start Material provided
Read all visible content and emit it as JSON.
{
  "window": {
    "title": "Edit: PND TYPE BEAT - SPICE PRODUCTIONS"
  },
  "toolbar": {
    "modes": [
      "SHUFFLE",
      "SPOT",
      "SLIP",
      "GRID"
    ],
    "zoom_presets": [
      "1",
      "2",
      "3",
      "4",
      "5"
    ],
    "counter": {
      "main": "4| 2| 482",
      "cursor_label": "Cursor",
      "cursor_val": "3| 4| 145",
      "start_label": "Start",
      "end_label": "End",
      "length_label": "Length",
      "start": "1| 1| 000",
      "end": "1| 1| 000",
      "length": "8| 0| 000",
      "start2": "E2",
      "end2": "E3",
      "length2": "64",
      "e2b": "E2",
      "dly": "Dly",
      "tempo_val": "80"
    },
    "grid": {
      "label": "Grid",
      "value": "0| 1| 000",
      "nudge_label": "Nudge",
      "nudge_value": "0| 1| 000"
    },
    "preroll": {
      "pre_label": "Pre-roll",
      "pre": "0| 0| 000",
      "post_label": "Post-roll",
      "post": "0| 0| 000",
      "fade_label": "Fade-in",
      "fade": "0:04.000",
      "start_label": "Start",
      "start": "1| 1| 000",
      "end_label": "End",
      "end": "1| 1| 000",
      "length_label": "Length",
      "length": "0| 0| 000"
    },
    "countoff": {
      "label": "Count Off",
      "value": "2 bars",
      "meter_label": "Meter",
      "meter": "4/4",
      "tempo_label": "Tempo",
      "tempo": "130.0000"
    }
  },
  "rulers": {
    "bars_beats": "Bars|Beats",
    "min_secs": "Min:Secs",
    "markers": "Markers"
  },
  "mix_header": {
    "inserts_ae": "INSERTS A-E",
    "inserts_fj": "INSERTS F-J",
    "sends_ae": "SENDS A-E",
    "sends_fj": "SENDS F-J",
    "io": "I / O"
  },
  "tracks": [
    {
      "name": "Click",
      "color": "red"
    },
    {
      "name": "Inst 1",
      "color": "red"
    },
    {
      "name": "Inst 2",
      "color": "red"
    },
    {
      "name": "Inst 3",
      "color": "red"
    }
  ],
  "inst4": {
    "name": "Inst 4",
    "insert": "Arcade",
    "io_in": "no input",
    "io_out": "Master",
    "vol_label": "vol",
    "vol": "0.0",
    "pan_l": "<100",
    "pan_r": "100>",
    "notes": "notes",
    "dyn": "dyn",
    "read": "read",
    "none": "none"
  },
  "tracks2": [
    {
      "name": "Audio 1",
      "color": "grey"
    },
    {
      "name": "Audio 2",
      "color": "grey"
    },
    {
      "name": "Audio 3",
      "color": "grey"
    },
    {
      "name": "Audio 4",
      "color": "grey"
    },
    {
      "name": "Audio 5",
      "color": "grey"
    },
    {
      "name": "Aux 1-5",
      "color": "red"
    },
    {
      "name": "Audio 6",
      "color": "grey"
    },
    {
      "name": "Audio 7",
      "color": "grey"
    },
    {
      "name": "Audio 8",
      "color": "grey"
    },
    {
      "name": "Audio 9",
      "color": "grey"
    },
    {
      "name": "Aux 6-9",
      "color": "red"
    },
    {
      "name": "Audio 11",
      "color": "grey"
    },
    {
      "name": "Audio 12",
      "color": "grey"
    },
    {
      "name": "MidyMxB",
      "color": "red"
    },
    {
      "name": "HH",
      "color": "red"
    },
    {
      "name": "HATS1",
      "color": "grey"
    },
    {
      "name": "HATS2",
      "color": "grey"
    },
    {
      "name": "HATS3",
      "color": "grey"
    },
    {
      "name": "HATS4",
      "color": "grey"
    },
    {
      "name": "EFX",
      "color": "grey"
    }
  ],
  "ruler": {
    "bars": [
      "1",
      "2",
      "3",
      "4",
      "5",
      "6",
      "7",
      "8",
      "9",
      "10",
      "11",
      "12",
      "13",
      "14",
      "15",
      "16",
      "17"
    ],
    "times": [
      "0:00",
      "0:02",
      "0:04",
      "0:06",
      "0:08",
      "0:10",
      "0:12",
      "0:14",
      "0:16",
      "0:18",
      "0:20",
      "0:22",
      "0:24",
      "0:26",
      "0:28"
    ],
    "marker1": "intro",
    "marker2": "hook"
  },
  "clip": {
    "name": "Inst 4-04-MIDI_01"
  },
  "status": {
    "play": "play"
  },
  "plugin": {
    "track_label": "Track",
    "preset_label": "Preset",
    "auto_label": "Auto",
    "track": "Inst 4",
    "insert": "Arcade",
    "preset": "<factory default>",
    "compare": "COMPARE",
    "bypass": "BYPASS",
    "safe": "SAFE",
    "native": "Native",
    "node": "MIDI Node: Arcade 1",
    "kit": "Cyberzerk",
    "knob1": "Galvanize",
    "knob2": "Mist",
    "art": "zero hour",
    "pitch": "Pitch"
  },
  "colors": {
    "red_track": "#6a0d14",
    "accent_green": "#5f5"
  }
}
end Material provided
- Your objective:
The records above should be restated word for word, please.

- Solution to the problem:
Read all visible content and emit it as JSON.
{
  "window": {
    "title": "Edit: PND TYPE BEAT - SPICE PRODUCTIONS"
  },
  "toolbar": {
    "modes": [
      "SHUFFLE",
      "SPOT",
      "SLIP",
      "GRID"
    ],
    "zoom_presets": [
      "1",
      "2",
      "3",
      "4",
      "5"
    ],
    "counter": {
      "main": "4| 2| 482",
      "cursor_label": "Cursor",
      "cursor_val": "3| 4| 145",
      "start_label": "Start",
      "end_label": "End",
      "length_label": "Length",
      "start": "1| 1| 000",
      "end": "1| 1| 000",
      "length": "8| 0| 000",
      "start2": "E2",
      "end2": "E3",
      "length2": "64",
      "e2b": "E2",
      "dly": "Dly",
      "tempo_val": "80"
    },
    "grid": {
      "label": "Grid",
      "value": "0| 1| 000",
      "nudge_label": "Nudge",
      "nudge_value": "0| 1| 000"
    },
    "preroll": {
      "pre_label": "Pre-roll",
      "pre": "0| 0| 000",
      "post_label": "Post-roll",
      "post": "0| 0| 000",
      "fade_label": "Fade-in",
      "fade": "0:04.000",
      "start_label": "Start",
      "start": "1| 1| 000",
      "end_label": "End",
      "end": "1| 1| 000",
      "length_label": "Length",
      "length": "0| 0| 000"
    },
    "countoff": {
      "label": "Count Off",
      "value": "2 bars",
      "meter_label": "Meter",
      "meter": "4/4",
      "tempo_label": "Tempo",
      "tempo": "130.0000"
    }
  },
  "rulers": {
    "bars_beats": "Bars|Beats",
    "min_secs": "Min:Secs",
    "markers": "Markers"
  },
  "mix_header": {
    "inserts_ae": "INSERTS A-E",
    "inserts_fj": "INSERTS F-J",
    "sends_ae": "SENDS A-E",
    "sends_fj": "SENDS F-J",
    "io": "I / O"
  },
  "tracks": [
    {
      "name": "Click",
      "color": "red"
    },
    {
      "name": "Inst 1",
      "color": "red"
    },
    {
      "name": "Inst 2",
      "color": "red"
    },
    {
      "name": "Inst 3",
      "color": "red"
    }
  ],
  "inst4": {
    "name": "Inst 4",
    "insert": "Arcade",
    "io_in": "no input",
    "io_out": "Master",
    "vol_label": "vol",
    "vol": "0.0",
    "pan_l": "<100",
    "pan_r": "100>",
    "notes": "notes",
    "dyn": "dyn",
    "read": "read",
    "none": "none"
  },
  "tracks2": [
    {
      "name": "Audio 1",
      "color": "grey"
    },
    {
      "name": "Audio 2",
      "color": "grey"
    },
    {
      "name": "Audio 3",
      "color": "grey"
    },
    {
      "name": "Audio 4",
      "color": "grey"
    },
    {
      "name": "Audio 5",
      "color": "grey"
    },
    {
      "name": "Aux 1-5",
      "color": "red"
    },
    {
      "name": "Audio 6",
      "color": "grey"
    },
    {
      "name": "Audio 7",
      "color": "grey"
    },
    {
      "name": "Audio 8",
      "color": "grey"
    },
    {
      "name": "Audio 9",
      "color": "grey"
    },
    {
      "name": "Aux 6-9",
      "color": "red"
    },
    {
      "name": "Audio 11",
      "color": "grey"
    },
    {
      "name": "Audio 12",
      "color": "grey"
    },
    {
      "name": "MidyMxB",
      "color": "red"
    },
    {
      "name": "HH",
      "color": "red"
    },
    {
      "name": "HATS1",
      "color": "grey"
    },
    {
      "name": "HATS2",
      "color": "grey"
    },
    {
      "name": "HATS3",
      "color": "grey"
    },
    {
      "name": "HATS4",
      "color": "grey"
    },
    {
      "name": "EFX",
      "color": "grey"
    }
  ],
  "ruler": {
    "bars": [
      "1",
      "2",
      "3",
      "4",
      "5",
      "6",
      "7",
      "8",
      "9",
      "10",
      "11",
      "12",
      "13",
      "14",
      "15",
      "16",
      "17"
    ],
    "times": [
      "0:00",
      "0:02",
      "0:04",
      "0:06",
      "0:08",
      "0:10",
      "0:12",
      "0:14",
      "0:16",
      "0:18",
      "0:20",
      "0:22",
      "0:24",
      "0:26",
      "0:28"
    ],
    "marker1": "intro",
    "marker2": "hook"
  },
  "clip": {
    "name": "Inst 4-04-MIDI_01"
  },
  "status": {
    "play": "play"
  },
  "plugin": {
    "track_label": "Track",
    "preset_label": "Preset",
    "auto_label": "Auto",
    "track": "Inst 4",
    "insert": "Arcade",
    "preset": "<factory default>",
    "compare": "COMPARE",
    "bypass": "BYPASS",
    "safe": "SAFE",
    "native": "Native",
    "node": "MIDI Node: Arcade 1",
    "kit": "Cyberzerk",
    "knob1": "Galvanize",
    "knob2": "Mist",
    "art": "zero hour",
    "pitch": "Pitch"
  },
  "colors": {
    "red_track": "#6a0d14",
    "accent_green": "#5f5"
  }
}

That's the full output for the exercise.